__Task requirements__. Images should be left out, and everything else in the listing reproduced exactly.

__Provided information__.
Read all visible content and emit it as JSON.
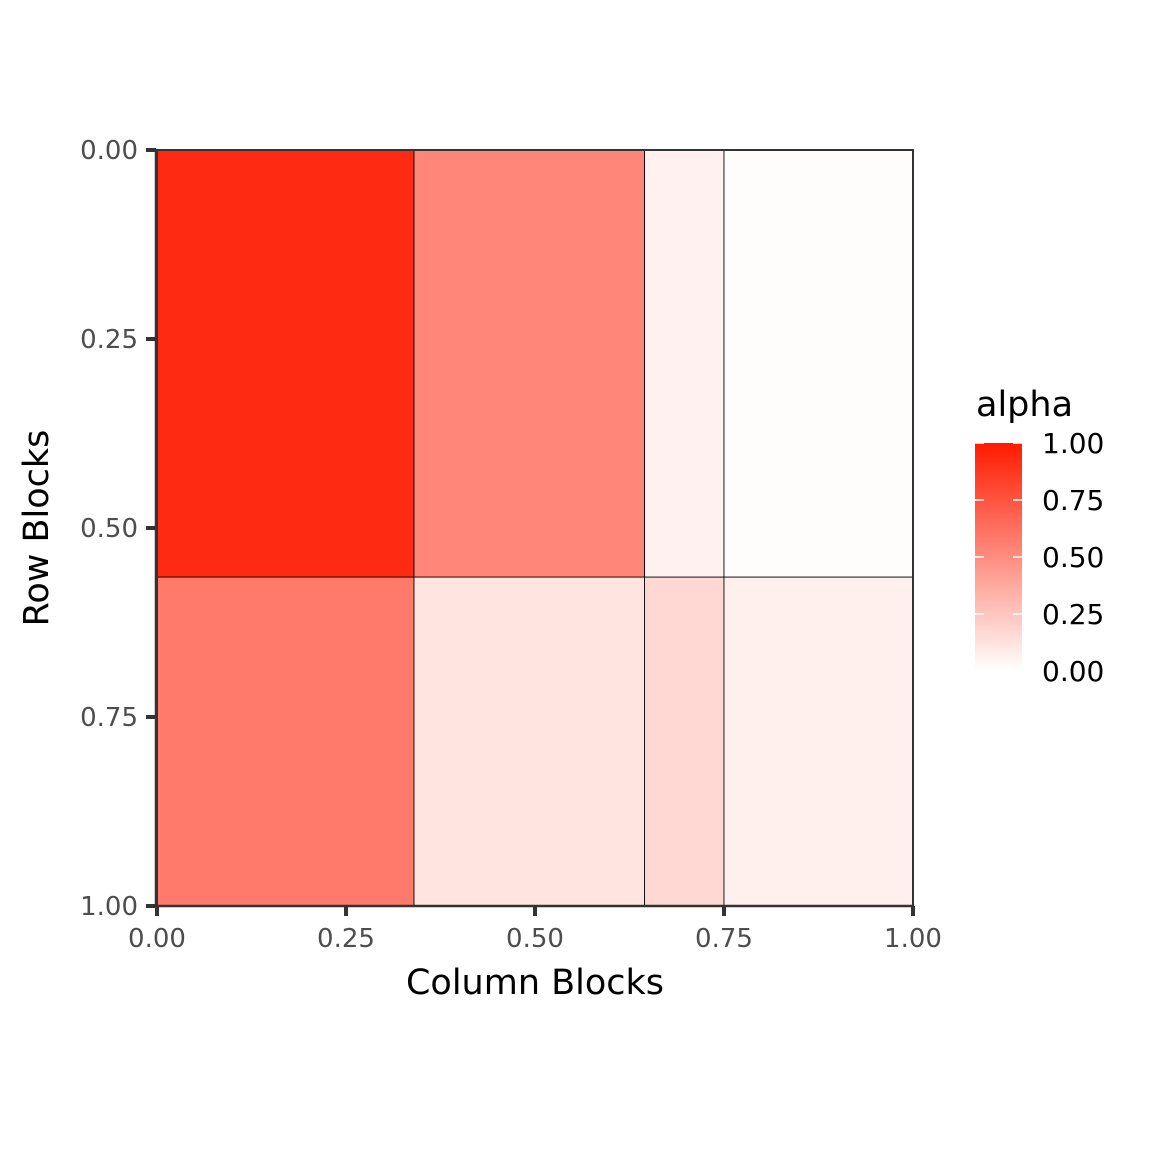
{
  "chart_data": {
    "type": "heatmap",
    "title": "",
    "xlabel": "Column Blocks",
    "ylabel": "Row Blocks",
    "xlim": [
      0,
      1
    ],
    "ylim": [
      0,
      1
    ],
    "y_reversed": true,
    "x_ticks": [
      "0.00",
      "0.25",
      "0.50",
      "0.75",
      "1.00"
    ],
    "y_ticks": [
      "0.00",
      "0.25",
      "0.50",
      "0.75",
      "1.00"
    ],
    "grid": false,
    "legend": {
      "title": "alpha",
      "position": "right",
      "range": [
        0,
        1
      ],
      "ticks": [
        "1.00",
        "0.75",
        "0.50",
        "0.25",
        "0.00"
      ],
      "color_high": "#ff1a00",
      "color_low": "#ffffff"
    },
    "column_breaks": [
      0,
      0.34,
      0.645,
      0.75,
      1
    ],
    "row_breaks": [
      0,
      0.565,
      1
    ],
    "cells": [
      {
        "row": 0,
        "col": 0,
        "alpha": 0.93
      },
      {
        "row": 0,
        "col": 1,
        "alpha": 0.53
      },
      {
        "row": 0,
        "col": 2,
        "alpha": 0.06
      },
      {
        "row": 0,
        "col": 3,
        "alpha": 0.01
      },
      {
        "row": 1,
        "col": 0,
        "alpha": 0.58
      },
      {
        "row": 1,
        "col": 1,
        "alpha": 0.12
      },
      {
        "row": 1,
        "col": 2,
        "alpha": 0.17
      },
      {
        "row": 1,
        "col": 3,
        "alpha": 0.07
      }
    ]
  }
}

__Complete answer__.
Read all visible content and emit it as JSON.
{
  "chart_data": {
    "type": "heatmap",
    "title": "",
    "xlabel": "Column Blocks",
    "ylabel": "Row Blocks",
    "xlim": [
      0,
      1
    ],
    "ylim": [
      0,
      1
    ],
    "y_reversed": true,
    "x_ticks": [
      "0.00",
      "0.25",
      "0.50",
      "0.75",
      "1.00"
    ],
    "y_ticks": [
      "0.00",
      "0.25",
      "0.50",
      "0.75",
      "1.00"
    ],
    "grid": false,
    "legend": {
      "title": "alpha",
      "position": "right",
      "range": [
        0,
        1
      ],
      "ticks": [
        "1.00",
        "0.75",
        "0.50",
        "0.25",
        "0.00"
      ],
      "color_high": "#ff1a00",
      "color_low": "#ffffff"
    },
    "column_breaks": [
      0,
      0.34,
      0.645,
      0.75,
      1
    ],
    "row_breaks": [
      0,
      0.565,
      1
    ],
    "cells": [
      {
        "row": 0,
        "col": 0,
        "alpha": 0.93
      },
      {
        "row": 0,
        "col": 1,
        "alpha": 0.53
      },
      {
        "row": 0,
        "col": 2,
        "alpha": 0.06
      },
      {
        "row": 0,
        "col": 3,
        "alpha": 0.01
      },
      {
        "row": 1,
        "col": 0,
        "alpha": 0.58
      },
      {
        "row": 1,
        "col": 1,
        "alpha": 0.12
      },
      {
        "row": 1,
        "col": 2,
        "alpha": 0.17
      },
      {
        "row": 1,
        "col": 3,
        "alpha": 0.07
      }
    ]
  }
}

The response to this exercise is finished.